*Brief:*
What lines of the data hold the string "title"? Pull each one out.

▬▬▬

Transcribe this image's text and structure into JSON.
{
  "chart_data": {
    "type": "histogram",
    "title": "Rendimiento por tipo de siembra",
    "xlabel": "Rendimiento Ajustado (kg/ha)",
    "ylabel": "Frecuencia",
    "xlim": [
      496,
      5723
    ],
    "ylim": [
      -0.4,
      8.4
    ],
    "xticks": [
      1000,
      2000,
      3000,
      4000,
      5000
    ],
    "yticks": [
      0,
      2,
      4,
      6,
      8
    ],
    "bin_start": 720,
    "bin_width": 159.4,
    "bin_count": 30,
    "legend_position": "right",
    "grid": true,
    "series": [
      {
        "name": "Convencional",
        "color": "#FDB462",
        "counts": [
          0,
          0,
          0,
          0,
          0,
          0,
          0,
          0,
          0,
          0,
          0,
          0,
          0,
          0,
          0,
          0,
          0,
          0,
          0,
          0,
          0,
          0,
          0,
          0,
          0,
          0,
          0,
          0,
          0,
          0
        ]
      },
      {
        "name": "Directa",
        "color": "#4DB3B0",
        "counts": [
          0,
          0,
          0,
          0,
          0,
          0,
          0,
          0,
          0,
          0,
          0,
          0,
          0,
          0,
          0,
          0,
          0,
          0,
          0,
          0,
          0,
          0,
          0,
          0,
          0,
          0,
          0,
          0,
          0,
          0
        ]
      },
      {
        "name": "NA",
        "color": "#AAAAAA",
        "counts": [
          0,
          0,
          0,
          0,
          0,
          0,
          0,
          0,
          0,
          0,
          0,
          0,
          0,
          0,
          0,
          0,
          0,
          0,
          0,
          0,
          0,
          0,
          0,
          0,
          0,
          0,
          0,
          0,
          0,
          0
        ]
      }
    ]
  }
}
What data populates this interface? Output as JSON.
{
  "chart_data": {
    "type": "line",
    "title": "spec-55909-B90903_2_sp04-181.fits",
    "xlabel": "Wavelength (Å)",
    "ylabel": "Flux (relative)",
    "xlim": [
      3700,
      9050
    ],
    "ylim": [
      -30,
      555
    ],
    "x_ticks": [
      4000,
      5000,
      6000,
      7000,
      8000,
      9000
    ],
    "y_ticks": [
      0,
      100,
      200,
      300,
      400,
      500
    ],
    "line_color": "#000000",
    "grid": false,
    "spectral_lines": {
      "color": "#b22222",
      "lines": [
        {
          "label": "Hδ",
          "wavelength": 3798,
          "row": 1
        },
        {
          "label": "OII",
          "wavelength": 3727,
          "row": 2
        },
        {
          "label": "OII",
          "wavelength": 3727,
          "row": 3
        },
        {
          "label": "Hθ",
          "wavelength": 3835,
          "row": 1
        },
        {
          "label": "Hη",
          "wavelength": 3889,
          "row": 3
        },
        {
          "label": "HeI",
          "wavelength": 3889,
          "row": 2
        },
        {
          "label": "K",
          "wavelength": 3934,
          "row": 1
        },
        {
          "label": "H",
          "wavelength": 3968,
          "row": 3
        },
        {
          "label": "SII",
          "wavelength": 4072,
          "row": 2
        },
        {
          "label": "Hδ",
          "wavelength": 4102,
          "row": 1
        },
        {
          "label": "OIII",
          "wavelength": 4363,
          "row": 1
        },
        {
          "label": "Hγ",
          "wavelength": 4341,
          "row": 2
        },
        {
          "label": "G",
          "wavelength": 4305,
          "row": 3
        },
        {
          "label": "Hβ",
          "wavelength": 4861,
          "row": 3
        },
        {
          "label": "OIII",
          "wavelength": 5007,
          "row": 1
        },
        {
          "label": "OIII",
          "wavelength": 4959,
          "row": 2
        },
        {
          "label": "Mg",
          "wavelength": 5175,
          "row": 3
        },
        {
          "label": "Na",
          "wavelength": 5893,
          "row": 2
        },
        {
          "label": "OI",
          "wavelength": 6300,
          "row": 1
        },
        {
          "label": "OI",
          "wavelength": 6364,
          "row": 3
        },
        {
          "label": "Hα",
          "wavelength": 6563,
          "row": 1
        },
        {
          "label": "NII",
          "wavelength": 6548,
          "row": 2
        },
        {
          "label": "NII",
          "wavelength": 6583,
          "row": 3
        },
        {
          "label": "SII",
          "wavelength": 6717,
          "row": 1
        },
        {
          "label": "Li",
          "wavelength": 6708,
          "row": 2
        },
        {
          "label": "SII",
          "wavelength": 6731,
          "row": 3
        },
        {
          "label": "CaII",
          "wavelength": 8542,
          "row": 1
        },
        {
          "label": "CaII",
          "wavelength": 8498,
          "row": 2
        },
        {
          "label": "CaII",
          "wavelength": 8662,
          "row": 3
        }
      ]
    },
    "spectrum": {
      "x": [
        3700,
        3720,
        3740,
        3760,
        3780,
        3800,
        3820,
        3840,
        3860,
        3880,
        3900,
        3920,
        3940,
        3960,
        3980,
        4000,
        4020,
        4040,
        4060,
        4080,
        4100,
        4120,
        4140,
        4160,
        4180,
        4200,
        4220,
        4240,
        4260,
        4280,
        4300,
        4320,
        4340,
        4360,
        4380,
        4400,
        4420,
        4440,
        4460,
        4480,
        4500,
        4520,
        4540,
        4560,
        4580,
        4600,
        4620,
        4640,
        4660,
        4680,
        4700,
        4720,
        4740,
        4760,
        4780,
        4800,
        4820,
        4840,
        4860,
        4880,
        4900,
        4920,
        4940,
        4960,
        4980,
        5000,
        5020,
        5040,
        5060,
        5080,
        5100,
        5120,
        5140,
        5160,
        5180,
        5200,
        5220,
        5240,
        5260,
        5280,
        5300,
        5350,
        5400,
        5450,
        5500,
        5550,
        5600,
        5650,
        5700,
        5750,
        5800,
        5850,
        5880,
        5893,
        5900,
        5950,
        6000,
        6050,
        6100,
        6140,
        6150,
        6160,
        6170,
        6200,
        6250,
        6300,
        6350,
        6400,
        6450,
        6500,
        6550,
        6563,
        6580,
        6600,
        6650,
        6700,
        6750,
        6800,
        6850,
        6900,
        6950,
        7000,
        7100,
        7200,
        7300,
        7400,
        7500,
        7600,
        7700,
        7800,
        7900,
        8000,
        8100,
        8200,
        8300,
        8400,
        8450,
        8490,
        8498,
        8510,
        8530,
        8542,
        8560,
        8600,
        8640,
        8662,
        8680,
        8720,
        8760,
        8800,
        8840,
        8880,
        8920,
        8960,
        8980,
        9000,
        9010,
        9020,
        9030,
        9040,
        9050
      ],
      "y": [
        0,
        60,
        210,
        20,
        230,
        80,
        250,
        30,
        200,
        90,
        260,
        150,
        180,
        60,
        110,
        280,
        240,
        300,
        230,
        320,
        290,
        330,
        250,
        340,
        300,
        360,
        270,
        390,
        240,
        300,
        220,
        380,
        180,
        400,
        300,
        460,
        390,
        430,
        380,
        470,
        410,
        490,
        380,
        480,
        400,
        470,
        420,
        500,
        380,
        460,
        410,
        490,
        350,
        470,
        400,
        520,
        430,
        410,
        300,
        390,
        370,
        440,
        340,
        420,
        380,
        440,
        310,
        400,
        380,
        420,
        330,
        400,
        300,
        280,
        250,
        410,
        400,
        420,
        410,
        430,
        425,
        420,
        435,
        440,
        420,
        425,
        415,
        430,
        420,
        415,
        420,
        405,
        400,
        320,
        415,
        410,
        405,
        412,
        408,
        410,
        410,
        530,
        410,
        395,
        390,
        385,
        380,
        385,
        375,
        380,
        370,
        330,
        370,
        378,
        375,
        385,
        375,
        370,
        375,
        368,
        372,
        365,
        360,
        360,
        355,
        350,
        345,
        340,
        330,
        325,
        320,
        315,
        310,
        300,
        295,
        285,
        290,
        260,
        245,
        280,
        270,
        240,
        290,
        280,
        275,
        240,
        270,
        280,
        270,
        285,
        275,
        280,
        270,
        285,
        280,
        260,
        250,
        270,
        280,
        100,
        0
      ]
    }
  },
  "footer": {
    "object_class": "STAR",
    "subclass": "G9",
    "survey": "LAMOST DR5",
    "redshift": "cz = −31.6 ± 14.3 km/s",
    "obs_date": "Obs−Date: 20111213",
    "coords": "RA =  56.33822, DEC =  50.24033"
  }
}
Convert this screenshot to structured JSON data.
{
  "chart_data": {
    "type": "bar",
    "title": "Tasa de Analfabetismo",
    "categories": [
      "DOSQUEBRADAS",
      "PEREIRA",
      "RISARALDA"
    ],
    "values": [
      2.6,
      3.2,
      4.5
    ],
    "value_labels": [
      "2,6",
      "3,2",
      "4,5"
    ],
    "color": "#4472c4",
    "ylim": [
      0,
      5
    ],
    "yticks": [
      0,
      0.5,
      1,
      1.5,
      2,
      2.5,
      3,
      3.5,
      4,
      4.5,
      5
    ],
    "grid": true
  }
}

▬▬▬

*Worked solution:*
    "title": "Rendimiento por tipo de siembra",
    "title": "spec-55909-B90903_2_sp04-181.fits",
    "title": "Tasa de Analfabetismo",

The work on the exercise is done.